Lines containing the word "Study" are the ones to copy from the records below.

--- Start ---

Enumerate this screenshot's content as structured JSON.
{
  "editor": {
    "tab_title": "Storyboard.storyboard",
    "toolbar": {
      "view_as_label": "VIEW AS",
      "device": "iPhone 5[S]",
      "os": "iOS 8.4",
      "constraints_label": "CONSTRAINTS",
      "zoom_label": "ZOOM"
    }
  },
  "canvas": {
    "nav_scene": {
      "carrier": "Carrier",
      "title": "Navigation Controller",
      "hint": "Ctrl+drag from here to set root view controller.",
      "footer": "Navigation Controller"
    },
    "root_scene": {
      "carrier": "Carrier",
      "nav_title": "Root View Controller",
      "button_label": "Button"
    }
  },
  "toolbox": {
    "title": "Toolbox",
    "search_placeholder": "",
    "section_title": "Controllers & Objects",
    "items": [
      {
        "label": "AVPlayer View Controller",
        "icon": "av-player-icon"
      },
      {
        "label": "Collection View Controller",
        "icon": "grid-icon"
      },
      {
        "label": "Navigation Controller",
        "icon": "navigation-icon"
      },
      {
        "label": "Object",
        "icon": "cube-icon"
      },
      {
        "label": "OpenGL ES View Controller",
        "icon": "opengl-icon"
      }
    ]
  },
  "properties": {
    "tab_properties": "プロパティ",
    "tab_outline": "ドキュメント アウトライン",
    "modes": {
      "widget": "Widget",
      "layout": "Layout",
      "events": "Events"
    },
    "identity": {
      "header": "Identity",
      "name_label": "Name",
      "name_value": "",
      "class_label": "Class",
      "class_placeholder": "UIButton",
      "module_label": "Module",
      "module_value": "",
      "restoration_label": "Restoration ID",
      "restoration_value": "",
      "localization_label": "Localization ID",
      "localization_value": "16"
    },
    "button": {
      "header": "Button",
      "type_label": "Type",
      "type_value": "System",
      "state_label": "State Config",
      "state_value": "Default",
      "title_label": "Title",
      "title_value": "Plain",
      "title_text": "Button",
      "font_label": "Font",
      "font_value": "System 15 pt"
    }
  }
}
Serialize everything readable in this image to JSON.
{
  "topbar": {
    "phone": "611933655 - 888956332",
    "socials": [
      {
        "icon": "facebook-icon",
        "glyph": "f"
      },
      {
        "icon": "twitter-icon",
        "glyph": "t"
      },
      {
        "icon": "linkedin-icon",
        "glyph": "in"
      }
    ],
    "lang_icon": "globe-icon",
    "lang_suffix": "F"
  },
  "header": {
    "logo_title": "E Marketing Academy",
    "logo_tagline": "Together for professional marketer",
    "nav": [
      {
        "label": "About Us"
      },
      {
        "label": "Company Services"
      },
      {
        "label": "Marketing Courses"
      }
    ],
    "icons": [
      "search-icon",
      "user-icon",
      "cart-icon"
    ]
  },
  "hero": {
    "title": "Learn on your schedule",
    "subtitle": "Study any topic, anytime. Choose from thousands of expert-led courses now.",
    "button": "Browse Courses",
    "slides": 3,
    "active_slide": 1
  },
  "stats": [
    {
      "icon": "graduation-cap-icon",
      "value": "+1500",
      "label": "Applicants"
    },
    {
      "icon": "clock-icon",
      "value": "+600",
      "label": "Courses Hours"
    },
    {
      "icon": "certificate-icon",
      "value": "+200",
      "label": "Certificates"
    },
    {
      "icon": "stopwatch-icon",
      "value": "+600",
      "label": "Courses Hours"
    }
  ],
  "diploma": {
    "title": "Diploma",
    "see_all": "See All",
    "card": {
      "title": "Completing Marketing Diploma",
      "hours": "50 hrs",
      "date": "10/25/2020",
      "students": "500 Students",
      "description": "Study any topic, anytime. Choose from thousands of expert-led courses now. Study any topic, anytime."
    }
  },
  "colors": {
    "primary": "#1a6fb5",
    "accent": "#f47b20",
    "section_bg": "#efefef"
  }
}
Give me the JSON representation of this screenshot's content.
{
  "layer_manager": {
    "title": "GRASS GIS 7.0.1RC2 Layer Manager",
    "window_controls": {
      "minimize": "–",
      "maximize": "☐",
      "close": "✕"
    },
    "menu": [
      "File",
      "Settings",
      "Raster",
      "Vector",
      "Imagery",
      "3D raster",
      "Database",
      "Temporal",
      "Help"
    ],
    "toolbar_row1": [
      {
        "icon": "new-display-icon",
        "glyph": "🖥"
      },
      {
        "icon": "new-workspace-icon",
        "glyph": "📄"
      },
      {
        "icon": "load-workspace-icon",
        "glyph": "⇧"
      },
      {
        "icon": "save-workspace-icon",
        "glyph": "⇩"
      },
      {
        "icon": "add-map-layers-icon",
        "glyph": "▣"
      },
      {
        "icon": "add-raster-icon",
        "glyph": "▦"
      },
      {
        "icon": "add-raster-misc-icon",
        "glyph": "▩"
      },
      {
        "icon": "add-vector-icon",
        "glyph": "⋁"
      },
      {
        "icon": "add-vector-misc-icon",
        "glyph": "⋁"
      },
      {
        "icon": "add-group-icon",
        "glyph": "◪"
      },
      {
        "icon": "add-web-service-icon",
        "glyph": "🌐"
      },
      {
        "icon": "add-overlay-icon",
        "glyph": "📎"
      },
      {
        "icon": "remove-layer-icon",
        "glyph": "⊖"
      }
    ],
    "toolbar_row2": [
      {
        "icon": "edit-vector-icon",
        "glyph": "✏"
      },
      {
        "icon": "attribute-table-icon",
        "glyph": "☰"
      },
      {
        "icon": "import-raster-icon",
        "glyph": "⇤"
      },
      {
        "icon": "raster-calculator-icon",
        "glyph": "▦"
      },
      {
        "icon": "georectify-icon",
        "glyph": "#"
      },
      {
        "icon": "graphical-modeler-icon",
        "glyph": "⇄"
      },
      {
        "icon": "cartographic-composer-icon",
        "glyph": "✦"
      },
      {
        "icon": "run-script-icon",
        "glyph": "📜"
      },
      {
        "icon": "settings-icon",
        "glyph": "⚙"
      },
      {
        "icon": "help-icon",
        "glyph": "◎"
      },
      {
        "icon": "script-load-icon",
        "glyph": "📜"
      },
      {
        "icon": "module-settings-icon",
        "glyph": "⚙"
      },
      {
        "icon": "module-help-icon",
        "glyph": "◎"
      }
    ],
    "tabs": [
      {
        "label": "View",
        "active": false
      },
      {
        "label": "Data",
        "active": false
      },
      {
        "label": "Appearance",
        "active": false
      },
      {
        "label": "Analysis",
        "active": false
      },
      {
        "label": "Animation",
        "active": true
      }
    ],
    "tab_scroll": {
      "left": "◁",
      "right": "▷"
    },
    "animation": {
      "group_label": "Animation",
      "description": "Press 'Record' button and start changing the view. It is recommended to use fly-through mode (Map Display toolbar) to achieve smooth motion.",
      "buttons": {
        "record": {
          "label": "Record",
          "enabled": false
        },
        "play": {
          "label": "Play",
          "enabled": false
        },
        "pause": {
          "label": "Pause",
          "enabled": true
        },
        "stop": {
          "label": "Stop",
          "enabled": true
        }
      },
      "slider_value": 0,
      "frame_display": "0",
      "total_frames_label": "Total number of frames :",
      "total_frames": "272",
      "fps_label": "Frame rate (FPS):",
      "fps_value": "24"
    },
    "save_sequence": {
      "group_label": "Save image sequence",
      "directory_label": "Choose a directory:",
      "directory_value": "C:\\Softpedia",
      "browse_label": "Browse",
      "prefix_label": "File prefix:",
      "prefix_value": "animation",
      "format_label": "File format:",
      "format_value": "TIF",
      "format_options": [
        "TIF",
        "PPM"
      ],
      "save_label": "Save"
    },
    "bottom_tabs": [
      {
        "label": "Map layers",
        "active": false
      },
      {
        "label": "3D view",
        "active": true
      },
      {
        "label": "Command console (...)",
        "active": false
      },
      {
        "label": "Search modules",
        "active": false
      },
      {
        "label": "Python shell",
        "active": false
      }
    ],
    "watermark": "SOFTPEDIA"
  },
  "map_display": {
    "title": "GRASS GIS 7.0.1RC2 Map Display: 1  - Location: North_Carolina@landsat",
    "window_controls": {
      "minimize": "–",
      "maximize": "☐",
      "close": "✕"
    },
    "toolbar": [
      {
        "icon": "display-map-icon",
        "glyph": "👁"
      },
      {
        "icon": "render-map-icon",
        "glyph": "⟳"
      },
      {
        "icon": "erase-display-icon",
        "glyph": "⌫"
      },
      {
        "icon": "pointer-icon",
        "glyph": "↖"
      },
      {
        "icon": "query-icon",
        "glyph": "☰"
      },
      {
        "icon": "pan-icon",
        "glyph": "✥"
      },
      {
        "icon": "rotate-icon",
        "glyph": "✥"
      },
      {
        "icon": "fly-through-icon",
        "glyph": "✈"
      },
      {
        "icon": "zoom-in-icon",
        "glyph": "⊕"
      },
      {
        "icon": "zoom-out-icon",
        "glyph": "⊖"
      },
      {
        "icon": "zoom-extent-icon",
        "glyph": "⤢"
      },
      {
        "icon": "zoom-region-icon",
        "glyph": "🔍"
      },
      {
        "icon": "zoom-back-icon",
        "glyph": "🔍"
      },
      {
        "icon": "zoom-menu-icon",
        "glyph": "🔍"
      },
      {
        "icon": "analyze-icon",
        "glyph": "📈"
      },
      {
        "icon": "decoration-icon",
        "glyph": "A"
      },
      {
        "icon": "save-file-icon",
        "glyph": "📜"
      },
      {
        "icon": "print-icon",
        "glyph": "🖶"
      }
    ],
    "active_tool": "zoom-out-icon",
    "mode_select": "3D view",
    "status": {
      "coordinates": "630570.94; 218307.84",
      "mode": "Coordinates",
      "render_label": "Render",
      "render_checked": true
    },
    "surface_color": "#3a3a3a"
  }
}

--- End ---

Completed exercise:
    "subtitle": "Study any topic, anytime. Choose from thousands of expert-led courses now.",
      "description": "Study any topic, anytime. Choose from thousands of expert-led courses now. Study any topic, anytime."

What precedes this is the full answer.